##### INPUT MATERIAL

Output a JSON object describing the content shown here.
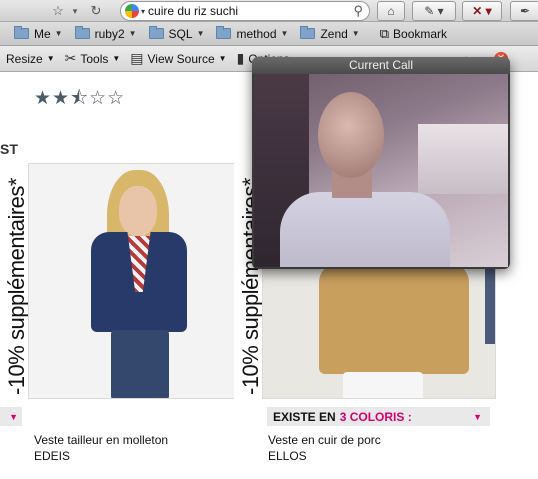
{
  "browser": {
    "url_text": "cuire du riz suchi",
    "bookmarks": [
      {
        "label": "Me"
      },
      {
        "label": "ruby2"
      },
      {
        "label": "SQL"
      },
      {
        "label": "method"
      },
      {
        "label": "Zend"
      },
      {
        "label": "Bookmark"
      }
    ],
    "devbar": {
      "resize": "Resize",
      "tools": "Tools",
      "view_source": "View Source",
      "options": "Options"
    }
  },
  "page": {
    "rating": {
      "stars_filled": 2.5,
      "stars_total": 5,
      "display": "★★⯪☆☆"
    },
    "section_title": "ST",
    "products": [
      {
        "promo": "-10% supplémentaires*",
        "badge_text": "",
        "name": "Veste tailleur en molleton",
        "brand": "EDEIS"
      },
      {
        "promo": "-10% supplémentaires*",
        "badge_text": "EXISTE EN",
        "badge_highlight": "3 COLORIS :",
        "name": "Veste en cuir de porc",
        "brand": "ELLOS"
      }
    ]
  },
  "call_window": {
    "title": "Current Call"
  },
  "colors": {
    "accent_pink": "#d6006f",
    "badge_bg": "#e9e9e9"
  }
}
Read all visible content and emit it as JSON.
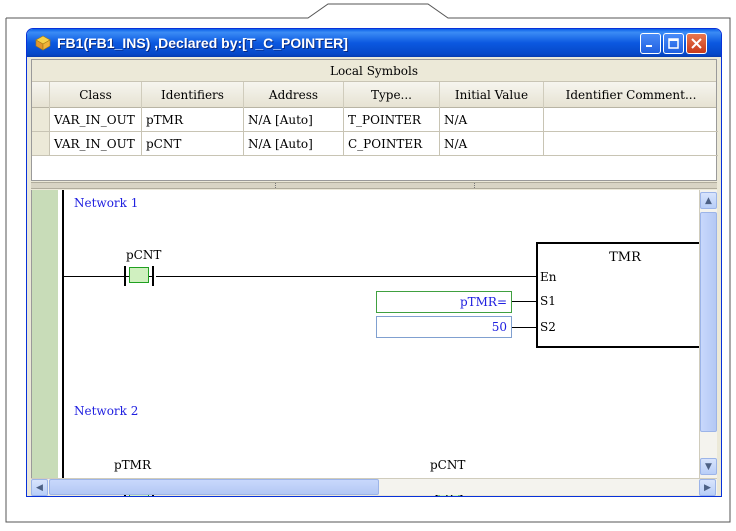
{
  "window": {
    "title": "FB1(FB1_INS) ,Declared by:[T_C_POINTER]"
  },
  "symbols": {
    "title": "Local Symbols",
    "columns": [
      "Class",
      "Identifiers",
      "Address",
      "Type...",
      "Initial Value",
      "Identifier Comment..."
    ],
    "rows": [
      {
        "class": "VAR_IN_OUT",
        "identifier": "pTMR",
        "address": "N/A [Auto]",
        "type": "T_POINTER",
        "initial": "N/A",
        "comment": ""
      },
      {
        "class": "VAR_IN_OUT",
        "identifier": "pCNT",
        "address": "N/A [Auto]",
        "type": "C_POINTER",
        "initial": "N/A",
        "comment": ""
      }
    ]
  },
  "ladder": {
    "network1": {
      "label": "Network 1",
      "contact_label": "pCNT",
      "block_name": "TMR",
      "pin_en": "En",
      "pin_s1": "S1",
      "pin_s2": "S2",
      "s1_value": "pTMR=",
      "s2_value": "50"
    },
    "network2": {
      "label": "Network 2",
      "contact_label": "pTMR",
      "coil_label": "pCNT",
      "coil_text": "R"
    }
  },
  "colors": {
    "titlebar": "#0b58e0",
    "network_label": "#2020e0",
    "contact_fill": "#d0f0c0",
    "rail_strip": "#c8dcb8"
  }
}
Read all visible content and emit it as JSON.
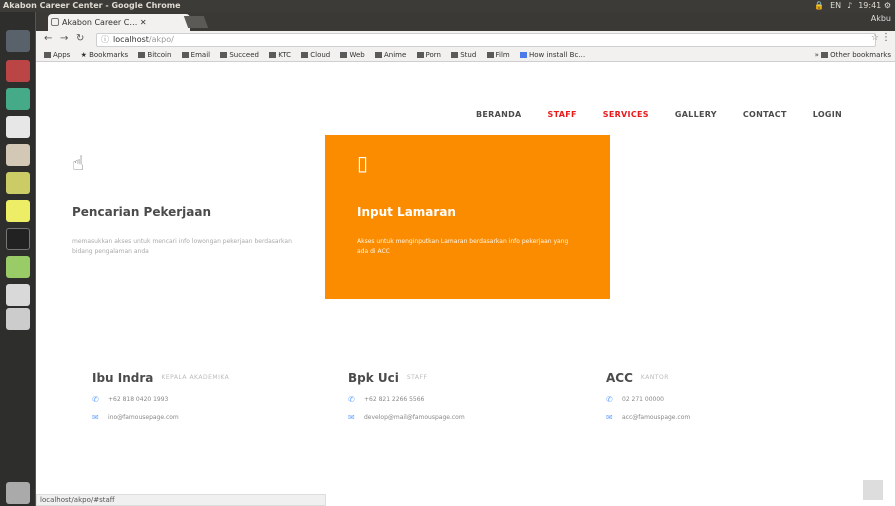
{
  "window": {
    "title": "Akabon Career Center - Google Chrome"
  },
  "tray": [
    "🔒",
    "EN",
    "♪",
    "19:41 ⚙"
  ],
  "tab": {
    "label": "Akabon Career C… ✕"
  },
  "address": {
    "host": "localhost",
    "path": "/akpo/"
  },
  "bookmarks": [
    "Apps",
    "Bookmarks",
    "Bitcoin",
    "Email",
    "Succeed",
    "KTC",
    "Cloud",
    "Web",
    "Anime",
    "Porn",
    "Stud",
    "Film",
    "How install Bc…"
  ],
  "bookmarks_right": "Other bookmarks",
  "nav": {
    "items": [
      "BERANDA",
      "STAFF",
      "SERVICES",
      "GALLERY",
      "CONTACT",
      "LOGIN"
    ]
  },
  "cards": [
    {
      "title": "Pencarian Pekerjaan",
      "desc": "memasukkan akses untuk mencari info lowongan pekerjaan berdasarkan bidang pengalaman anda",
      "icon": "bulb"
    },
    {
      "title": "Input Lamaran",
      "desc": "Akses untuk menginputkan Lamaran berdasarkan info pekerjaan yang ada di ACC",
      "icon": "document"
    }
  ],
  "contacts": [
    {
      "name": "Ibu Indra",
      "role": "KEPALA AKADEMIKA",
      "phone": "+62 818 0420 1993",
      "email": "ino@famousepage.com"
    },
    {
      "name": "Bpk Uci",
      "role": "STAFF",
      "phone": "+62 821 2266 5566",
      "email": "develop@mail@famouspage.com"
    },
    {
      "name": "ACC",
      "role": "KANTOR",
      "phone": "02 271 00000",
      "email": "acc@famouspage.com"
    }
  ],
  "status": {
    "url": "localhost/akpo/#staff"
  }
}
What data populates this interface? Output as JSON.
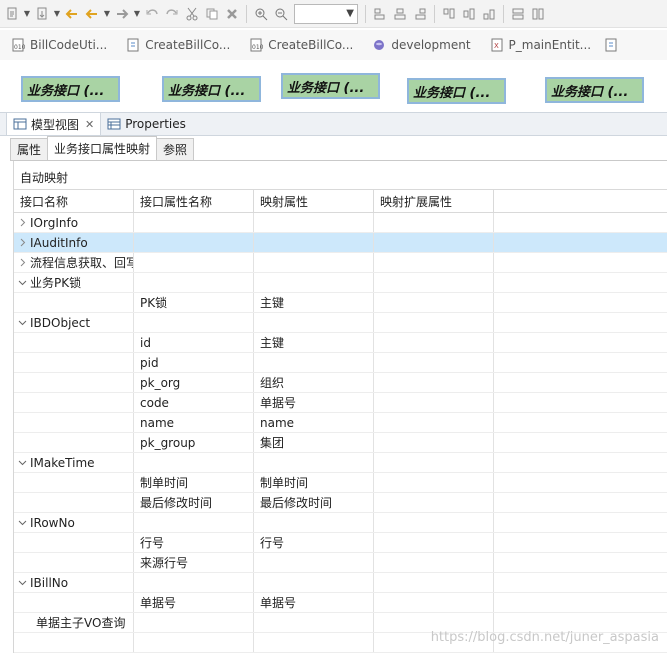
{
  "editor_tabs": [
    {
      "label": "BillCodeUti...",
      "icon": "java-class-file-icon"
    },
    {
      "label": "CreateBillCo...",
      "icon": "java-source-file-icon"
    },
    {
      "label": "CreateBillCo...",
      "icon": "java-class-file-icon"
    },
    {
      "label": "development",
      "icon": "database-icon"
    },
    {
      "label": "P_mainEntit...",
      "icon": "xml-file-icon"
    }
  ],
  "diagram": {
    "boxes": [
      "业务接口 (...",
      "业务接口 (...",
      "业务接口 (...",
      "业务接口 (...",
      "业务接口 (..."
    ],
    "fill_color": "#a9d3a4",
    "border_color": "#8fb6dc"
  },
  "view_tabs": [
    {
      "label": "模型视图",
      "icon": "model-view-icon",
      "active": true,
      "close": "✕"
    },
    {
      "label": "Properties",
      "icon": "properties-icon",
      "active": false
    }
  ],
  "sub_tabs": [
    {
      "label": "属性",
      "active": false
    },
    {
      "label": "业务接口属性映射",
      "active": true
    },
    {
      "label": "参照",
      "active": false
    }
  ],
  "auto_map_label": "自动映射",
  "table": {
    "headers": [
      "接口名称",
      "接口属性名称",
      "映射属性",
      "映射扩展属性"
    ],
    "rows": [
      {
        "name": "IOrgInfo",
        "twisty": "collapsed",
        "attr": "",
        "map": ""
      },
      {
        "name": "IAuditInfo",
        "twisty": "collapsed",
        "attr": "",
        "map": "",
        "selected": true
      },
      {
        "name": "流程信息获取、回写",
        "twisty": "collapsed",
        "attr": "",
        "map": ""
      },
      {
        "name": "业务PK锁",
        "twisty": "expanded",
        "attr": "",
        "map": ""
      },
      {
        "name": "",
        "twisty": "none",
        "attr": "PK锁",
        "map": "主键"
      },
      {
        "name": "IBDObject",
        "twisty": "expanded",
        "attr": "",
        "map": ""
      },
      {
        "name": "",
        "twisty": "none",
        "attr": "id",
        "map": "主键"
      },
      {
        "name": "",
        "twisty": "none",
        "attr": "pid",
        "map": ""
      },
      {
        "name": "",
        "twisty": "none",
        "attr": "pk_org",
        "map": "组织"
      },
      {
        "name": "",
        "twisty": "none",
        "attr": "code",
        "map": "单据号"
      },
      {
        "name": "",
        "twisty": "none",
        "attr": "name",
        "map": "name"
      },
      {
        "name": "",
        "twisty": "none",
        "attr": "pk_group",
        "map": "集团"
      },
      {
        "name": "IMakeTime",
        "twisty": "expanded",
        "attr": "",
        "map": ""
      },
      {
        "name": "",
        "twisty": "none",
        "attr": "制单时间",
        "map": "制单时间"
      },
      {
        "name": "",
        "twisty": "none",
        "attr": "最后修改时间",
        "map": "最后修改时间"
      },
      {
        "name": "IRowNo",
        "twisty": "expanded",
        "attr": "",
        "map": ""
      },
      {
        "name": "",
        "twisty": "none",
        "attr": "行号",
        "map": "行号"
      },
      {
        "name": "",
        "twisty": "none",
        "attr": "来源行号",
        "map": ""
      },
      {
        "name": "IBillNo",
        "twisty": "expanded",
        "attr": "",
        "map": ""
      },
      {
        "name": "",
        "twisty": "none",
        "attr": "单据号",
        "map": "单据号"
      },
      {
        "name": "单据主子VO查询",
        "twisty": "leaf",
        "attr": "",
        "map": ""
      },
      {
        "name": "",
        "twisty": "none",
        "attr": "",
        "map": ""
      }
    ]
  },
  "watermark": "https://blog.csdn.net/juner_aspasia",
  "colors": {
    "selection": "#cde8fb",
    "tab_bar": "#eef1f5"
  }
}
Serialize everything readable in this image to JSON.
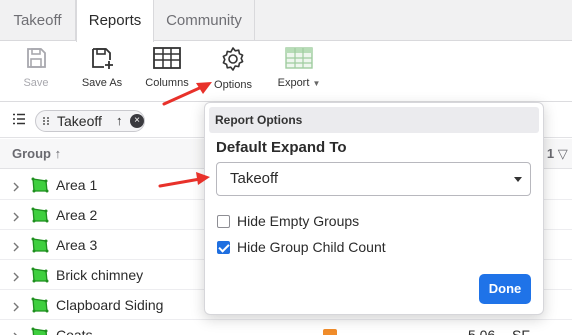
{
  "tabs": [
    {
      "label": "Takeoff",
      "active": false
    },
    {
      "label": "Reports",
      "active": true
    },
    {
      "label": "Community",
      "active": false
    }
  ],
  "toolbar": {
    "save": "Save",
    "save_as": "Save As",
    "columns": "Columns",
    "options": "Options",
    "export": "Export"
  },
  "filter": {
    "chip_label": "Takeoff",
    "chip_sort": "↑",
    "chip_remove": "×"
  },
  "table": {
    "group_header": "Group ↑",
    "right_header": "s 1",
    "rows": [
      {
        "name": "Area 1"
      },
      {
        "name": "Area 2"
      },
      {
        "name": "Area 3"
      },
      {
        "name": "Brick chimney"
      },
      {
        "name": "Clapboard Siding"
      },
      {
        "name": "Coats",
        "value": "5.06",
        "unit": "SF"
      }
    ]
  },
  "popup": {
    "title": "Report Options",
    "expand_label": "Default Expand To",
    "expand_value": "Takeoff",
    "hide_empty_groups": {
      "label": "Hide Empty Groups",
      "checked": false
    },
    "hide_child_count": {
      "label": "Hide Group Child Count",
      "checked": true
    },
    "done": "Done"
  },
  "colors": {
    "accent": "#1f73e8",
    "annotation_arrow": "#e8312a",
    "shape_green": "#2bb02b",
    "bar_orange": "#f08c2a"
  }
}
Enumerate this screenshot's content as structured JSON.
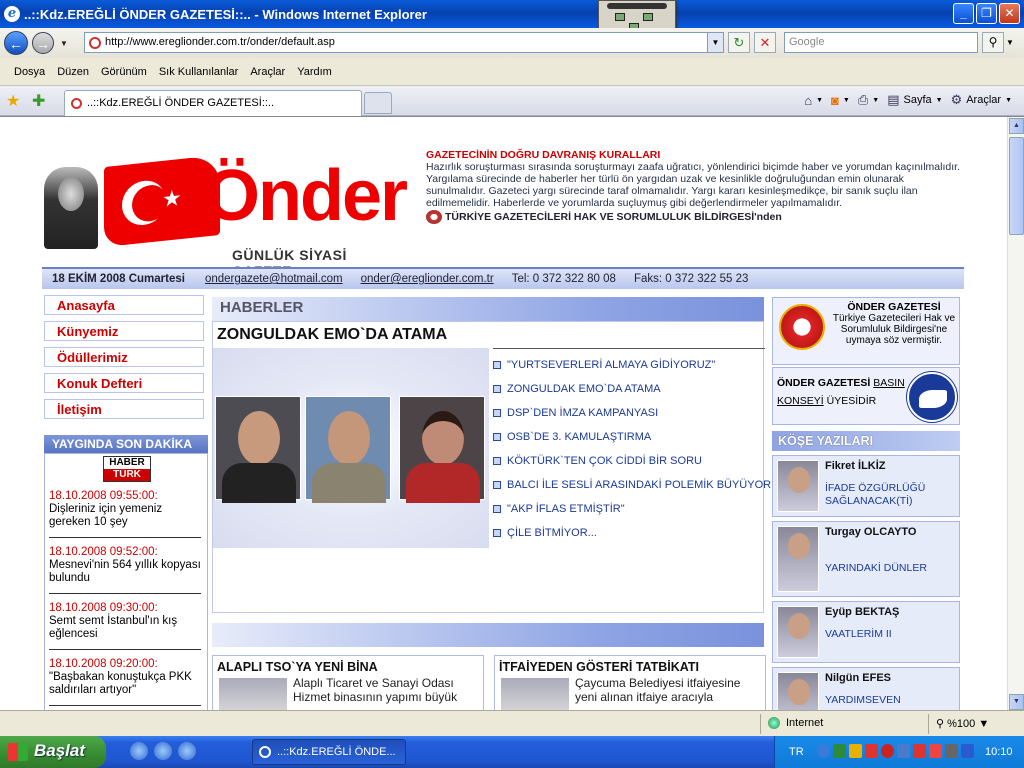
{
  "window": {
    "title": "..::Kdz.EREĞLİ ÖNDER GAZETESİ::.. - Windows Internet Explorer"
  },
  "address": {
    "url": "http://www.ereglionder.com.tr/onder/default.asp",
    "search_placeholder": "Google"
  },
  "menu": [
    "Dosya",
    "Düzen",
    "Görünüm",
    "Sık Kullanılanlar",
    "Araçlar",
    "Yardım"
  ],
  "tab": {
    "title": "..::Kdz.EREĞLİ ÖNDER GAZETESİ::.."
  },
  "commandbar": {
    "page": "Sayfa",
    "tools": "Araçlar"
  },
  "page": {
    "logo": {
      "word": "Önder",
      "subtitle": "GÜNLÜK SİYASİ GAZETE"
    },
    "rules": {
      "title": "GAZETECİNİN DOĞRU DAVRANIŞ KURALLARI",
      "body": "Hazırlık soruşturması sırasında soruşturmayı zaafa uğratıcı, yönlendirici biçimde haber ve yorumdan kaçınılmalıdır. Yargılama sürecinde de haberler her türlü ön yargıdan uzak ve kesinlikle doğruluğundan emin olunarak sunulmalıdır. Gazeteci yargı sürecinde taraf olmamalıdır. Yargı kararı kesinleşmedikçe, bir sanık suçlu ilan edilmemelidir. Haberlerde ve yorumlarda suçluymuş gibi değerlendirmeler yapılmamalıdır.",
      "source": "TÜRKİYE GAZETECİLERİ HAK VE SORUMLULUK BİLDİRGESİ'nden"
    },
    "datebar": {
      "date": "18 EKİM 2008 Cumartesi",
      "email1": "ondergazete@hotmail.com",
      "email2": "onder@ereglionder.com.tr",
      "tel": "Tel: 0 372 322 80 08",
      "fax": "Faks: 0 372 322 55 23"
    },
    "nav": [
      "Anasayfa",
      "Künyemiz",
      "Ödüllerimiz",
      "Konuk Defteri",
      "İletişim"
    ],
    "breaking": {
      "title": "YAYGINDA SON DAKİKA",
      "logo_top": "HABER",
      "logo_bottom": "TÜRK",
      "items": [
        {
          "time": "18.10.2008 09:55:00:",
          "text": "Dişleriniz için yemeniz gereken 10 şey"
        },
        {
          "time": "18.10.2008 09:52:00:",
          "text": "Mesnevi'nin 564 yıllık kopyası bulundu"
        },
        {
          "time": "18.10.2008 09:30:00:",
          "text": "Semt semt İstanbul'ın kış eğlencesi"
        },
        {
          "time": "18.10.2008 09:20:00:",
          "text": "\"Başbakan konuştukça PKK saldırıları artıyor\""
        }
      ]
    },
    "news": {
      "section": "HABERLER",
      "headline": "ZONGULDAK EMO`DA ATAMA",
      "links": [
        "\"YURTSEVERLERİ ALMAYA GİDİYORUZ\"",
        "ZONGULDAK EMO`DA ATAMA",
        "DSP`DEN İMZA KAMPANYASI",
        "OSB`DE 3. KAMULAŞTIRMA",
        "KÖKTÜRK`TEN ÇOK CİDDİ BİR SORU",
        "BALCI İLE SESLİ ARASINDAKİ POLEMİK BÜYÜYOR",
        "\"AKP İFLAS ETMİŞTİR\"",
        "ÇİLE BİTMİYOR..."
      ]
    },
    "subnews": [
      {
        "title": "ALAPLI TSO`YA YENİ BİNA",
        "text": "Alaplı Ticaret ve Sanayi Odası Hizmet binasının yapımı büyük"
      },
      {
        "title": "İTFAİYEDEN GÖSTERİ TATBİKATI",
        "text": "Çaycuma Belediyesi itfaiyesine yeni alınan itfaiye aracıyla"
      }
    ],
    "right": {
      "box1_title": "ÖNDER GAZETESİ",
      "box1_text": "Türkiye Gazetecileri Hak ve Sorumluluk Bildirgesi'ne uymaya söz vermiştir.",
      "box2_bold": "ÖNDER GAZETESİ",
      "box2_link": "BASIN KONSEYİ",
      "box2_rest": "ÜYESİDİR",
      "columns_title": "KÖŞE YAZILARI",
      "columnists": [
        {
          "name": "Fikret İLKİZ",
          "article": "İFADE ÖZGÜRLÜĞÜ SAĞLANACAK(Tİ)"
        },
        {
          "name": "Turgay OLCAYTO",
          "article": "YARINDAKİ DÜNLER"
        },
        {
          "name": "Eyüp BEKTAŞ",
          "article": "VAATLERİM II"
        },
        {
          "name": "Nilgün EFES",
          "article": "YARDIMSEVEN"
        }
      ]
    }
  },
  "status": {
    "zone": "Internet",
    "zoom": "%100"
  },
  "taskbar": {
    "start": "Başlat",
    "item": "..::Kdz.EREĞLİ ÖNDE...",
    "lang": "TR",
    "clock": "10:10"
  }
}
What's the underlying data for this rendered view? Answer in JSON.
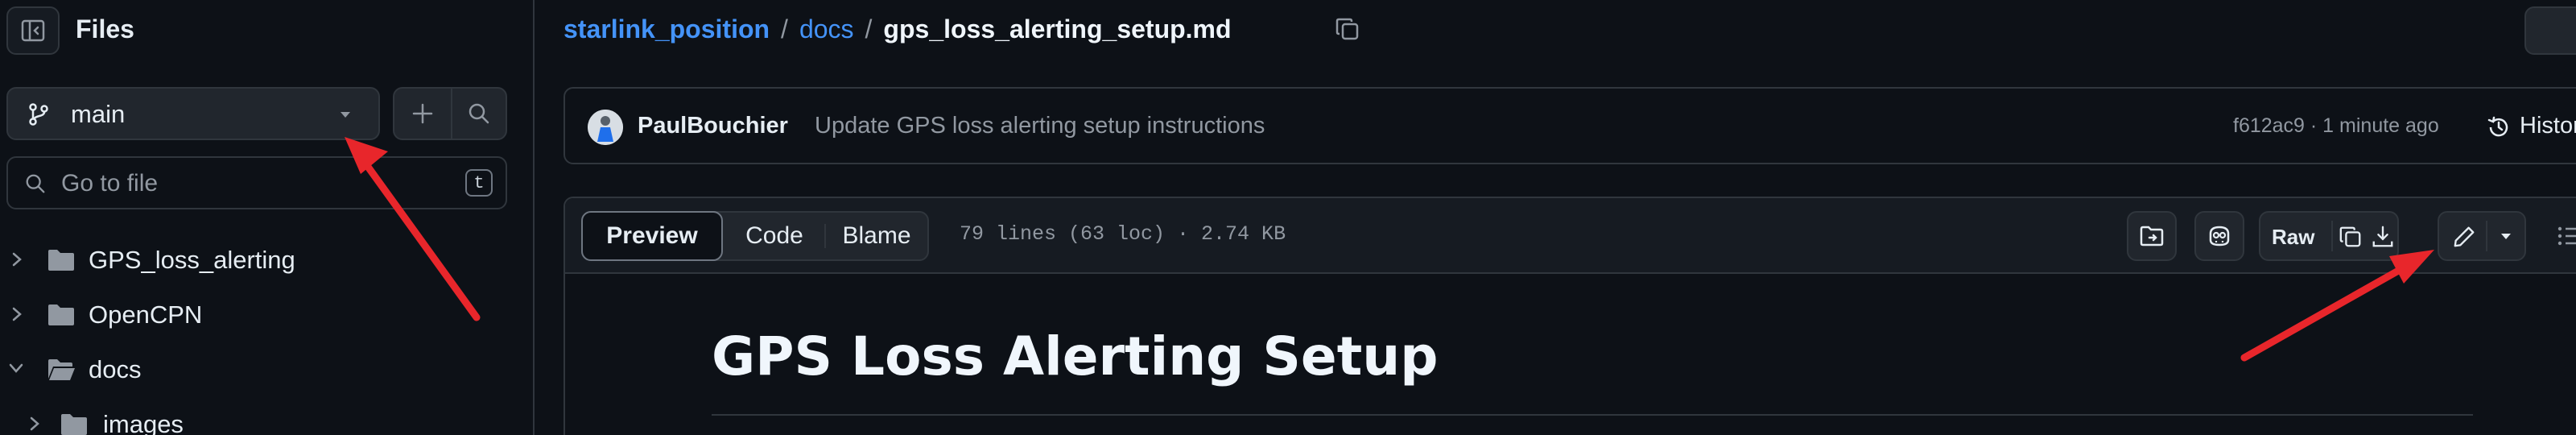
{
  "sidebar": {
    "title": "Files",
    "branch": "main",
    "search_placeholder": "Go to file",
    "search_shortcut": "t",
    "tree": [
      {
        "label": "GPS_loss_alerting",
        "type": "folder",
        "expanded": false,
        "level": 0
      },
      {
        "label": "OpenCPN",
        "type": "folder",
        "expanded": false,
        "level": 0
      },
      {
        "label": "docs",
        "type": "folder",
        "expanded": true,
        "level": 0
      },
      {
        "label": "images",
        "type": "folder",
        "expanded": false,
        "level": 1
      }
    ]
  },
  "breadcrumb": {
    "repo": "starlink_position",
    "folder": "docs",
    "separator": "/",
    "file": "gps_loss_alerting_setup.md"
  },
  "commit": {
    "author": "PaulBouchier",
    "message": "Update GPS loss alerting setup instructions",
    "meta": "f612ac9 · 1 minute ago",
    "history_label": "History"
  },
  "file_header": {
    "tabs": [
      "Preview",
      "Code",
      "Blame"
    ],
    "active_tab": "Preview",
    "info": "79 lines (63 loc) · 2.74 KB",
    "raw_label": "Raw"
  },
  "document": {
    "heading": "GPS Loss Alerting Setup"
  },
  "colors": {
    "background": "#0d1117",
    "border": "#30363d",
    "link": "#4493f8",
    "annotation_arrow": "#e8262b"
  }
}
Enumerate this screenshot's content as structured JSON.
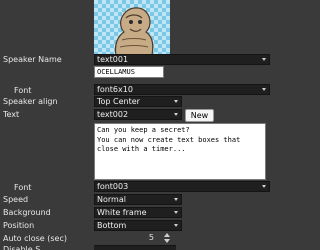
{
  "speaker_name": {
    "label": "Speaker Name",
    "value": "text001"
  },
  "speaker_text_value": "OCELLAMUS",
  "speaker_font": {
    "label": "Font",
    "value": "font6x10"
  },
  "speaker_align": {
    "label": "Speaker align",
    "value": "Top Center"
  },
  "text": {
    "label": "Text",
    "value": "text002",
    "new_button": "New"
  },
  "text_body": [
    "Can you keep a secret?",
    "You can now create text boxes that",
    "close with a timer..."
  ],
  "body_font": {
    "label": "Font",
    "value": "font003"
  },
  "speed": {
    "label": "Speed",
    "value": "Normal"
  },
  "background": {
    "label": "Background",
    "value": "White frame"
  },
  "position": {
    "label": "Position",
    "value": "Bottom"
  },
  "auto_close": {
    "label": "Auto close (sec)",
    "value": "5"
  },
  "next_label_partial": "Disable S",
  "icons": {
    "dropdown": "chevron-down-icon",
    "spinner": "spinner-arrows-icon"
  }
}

##########

▸ **TASK OBJECTIVE**: From the data, list each line in which the string "GAZETESİ" appears.

▸ **RESULT OF THE TASK**:
    "title": "..::Kdz.EREĞLİ ÖNDER GAZETESİ::.. - Windows Internet Explorer"
    "title": "..::Kdz.EREĞLİ ÖNDER GAZETESİ::.."
      "box1_title": "ÖNDER GAZETESİ",
      "box2_bold": "ÖNDER GAZETESİ",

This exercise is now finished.